EXERCISE TASK: Can you write out the whole listing exactly?

ITEMS:
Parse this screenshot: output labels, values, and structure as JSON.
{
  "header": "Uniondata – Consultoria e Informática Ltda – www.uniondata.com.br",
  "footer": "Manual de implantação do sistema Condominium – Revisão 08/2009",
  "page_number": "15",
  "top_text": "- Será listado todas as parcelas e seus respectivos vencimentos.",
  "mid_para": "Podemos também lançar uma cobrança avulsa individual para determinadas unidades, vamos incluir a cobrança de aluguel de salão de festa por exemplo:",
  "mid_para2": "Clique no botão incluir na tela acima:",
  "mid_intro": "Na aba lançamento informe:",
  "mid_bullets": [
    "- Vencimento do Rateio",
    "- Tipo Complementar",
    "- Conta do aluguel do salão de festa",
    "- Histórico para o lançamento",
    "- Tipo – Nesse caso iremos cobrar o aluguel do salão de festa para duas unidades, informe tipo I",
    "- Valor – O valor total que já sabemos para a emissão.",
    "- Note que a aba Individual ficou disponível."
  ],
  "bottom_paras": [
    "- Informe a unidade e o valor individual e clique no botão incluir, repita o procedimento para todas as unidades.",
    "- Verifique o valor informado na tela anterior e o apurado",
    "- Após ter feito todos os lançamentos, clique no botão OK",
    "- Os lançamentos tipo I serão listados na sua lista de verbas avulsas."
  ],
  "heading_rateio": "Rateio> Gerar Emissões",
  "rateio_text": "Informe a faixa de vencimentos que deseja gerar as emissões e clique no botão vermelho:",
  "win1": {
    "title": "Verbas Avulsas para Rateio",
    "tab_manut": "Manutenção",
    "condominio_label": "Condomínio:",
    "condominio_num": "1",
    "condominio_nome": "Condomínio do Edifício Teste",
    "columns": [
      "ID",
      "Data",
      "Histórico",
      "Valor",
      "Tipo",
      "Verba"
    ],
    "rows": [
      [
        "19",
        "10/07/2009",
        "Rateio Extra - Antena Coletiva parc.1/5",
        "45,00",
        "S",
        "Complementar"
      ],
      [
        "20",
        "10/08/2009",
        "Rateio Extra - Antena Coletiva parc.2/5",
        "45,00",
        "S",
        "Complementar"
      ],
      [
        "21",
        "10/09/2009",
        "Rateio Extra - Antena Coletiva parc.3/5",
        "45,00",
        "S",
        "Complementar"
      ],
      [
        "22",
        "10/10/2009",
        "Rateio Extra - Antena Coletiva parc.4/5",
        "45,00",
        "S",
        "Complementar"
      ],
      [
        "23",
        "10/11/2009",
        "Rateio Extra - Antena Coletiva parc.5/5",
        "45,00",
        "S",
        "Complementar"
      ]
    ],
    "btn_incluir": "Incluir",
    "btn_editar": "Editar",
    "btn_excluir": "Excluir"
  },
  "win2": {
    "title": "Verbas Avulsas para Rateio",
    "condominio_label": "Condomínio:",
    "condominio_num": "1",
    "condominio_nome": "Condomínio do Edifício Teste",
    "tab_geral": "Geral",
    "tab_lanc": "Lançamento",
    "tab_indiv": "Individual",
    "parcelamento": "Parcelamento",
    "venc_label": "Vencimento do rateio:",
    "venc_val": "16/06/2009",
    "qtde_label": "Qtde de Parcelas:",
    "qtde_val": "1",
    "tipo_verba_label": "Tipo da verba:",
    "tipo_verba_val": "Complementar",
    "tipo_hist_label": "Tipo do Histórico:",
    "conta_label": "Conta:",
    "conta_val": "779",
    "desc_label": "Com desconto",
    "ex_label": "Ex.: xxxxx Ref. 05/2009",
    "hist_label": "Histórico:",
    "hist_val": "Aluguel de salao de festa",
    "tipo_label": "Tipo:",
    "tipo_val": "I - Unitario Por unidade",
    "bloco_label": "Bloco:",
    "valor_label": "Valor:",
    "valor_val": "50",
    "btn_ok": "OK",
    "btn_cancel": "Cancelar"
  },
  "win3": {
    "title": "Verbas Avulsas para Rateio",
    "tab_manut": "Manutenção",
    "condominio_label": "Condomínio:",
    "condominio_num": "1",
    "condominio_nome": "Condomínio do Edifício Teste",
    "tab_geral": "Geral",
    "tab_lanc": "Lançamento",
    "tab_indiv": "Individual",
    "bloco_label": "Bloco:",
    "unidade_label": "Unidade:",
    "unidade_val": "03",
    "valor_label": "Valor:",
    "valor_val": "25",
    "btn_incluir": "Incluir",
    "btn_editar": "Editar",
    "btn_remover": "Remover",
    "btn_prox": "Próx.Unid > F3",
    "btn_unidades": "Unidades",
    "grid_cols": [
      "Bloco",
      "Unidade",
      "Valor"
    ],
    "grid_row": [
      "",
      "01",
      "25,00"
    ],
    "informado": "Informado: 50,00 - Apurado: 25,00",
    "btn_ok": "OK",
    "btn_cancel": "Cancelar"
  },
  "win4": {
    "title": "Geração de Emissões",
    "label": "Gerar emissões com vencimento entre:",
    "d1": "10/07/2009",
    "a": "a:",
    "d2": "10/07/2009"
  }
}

FINISHED ANSWER:
Parse this screenshot: output labels, values, and structure as JSON.
{
  "header": "Uniondata – Consultoria e Informática Ltda – www.uniondata.com.br",
  "footer": "Manual de implantação do sistema Condominium – Revisão 08/2009",
  "page_number": "15",
  "top_text": "- Será listado todas as parcelas e seus respectivos vencimentos.",
  "mid_para": "Podemos também lançar uma cobrança avulsa individual para determinadas unidades, vamos incluir a cobrança de aluguel de salão de festa por exemplo:",
  "mid_para2": "Clique no botão incluir na tela acima:",
  "mid_intro": "Na aba lançamento informe:",
  "mid_bullets": [
    "- Vencimento do Rateio",
    "- Tipo Complementar",
    "- Conta do aluguel do salão de festa",
    "- Histórico para o lançamento",
    "- Tipo – Nesse caso iremos cobrar o aluguel do salão de festa para duas unidades, informe tipo I",
    "- Valor – O valor total que já sabemos para a emissão.",
    "- Note que a aba Individual ficou disponível."
  ],
  "bottom_paras": [
    "- Informe a unidade e o valor individual e clique no botão incluir, repita o procedimento para todas as unidades.",
    "- Verifique o valor informado na tela anterior e o apurado",
    "- Após ter feito todos os lançamentos, clique no botão OK",
    "- Os lançamentos tipo I serão listados na sua lista de verbas avulsas."
  ],
  "heading_rateio": "Rateio> Gerar Emissões",
  "rateio_text": "Informe a faixa de vencimentos que deseja gerar as emissões e clique no botão vermelho:",
  "win1": {
    "title": "Verbas Avulsas para Rateio",
    "tab_manut": "Manutenção",
    "condominio_label": "Condomínio:",
    "condominio_num": "1",
    "condominio_nome": "Condomínio do Edifício Teste",
    "columns": [
      "ID",
      "Data",
      "Histórico",
      "Valor",
      "Tipo",
      "Verba"
    ],
    "rows": [
      [
        "19",
        "10/07/2009",
        "Rateio Extra - Antena Coletiva parc.1/5",
        "45,00",
        "S",
        "Complementar"
      ],
      [
        "20",
        "10/08/2009",
        "Rateio Extra - Antena Coletiva parc.2/5",
        "45,00",
        "S",
        "Complementar"
      ],
      [
        "21",
        "10/09/2009",
        "Rateio Extra - Antena Coletiva parc.3/5",
        "45,00",
        "S",
        "Complementar"
      ],
      [
        "22",
        "10/10/2009",
        "Rateio Extra - Antena Coletiva parc.4/5",
        "45,00",
        "S",
        "Complementar"
      ],
      [
        "23",
        "10/11/2009",
        "Rateio Extra - Antena Coletiva parc.5/5",
        "45,00",
        "S",
        "Complementar"
      ]
    ],
    "btn_incluir": "Incluir",
    "btn_editar": "Editar",
    "btn_excluir": "Excluir"
  },
  "win2": {
    "title": "Verbas Avulsas para Rateio",
    "condominio_label": "Condomínio:",
    "condominio_num": "1",
    "condominio_nome": "Condomínio do Edifício Teste",
    "tab_geral": "Geral",
    "tab_lanc": "Lançamento",
    "tab_indiv": "Individual",
    "parcelamento": "Parcelamento",
    "venc_label": "Vencimento do rateio:",
    "venc_val": "16/06/2009",
    "qtde_label": "Qtde de Parcelas:",
    "qtde_val": "1",
    "tipo_verba_label": "Tipo da verba:",
    "tipo_verba_val": "Complementar",
    "tipo_hist_label": "Tipo do Histórico:",
    "conta_label": "Conta:",
    "conta_val": "779",
    "desc_label": "Com desconto",
    "ex_label": "Ex.: xxxxx Ref. 05/2009",
    "hist_label": "Histórico:",
    "hist_val": "Aluguel de salao de festa",
    "tipo_label": "Tipo:",
    "tipo_val": "I - Unitario Por unidade",
    "bloco_label": "Bloco:",
    "valor_label": "Valor:",
    "valor_val": "50",
    "btn_ok": "OK",
    "btn_cancel": "Cancelar"
  },
  "win3": {
    "title": "Verbas Avulsas para Rateio",
    "tab_manut": "Manutenção",
    "condominio_label": "Condomínio:",
    "condominio_num": "1",
    "condominio_nome": "Condomínio do Edifício Teste",
    "tab_geral": "Geral",
    "tab_lanc": "Lançamento",
    "tab_indiv": "Individual",
    "bloco_label": "Bloco:",
    "unidade_label": "Unidade:",
    "unidade_val": "03",
    "valor_label": "Valor:",
    "valor_val": "25",
    "btn_incluir": "Incluir",
    "btn_editar": "Editar",
    "btn_remover": "Remover",
    "btn_prox": "Próx.Unid > F3",
    "btn_unidades": "Unidades",
    "grid_cols": [
      "Bloco",
      "Unidade",
      "Valor"
    ],
    "grid_row": [
      "",
      "01",
      "25,00"
    ],
    "informado": "Informado: 50,00 - Apurado: 25,00",
    "btn_ok": "OK",
    "btn_cancel": "Cancelar"
  },
  "win4": {
    "title": "Geração de Emissões",
    "label": "Gerar emissões com vencimento entre:",
    "d1": "10/07/2009",
    "a": "a:",
    "d2": "10/07/2009"
  }
}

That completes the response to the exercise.